**TASK DIRECTIONS:**
Rewrite the records below, swapping "shielding device" for "protective device" and keeping everything else the same.

**TASK INPUTS:**
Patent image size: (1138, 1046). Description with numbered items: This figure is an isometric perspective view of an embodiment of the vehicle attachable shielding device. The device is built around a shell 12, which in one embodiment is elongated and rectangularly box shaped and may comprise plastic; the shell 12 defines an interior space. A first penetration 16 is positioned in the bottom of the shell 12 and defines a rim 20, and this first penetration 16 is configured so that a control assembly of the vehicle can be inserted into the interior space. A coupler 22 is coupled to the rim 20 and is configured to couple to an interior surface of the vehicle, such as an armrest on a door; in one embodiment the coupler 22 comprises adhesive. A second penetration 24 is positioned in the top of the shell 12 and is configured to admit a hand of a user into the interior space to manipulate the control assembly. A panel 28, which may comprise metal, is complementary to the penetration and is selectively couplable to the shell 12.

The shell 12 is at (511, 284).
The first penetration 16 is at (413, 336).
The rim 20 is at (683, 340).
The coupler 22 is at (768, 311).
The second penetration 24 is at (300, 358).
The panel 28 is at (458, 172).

**OUTPUT OF THE TASK:**
Patent image size: (1138, 1046). Description with numbered items: This figure is an isometric perspective view of an embodiment of the vehicle attachable protective device. The device is built around a shell 12, which in one embodiment is elongated and rectangularly box shaped and may comprise plastic; the shell 12 defines an interior space. A first penetration 16 is positioned in the bottom of the shell 12 and defines a rim 20, and this first penetration 16 is configured so that a control assembly of the vehicle can be inserted into the interior space. A coupler 22 is coupled to the rim 20 and is configured to couple to an interior surface of the vehicle, such as an armrest on a door; in one embodiment the coupler 22 comprises adhesive. A second penetration 24 is positioned in the top of the shell 12 and is configured to admit a hand of a user into the interior space to manipulate the control assembly. A panel 28, which may comprise metal, is complementary to the penetration and is selectively couplable to the shell 12.

The shell 12 is at (511, 284).
The first penetration 16 is at (413, 336).
The rim 20 is at (683, 340).
The coupler 22 is at (768, 311).
The second penetration 24 is at (300, 358).
The panel 28 is at (458, 172).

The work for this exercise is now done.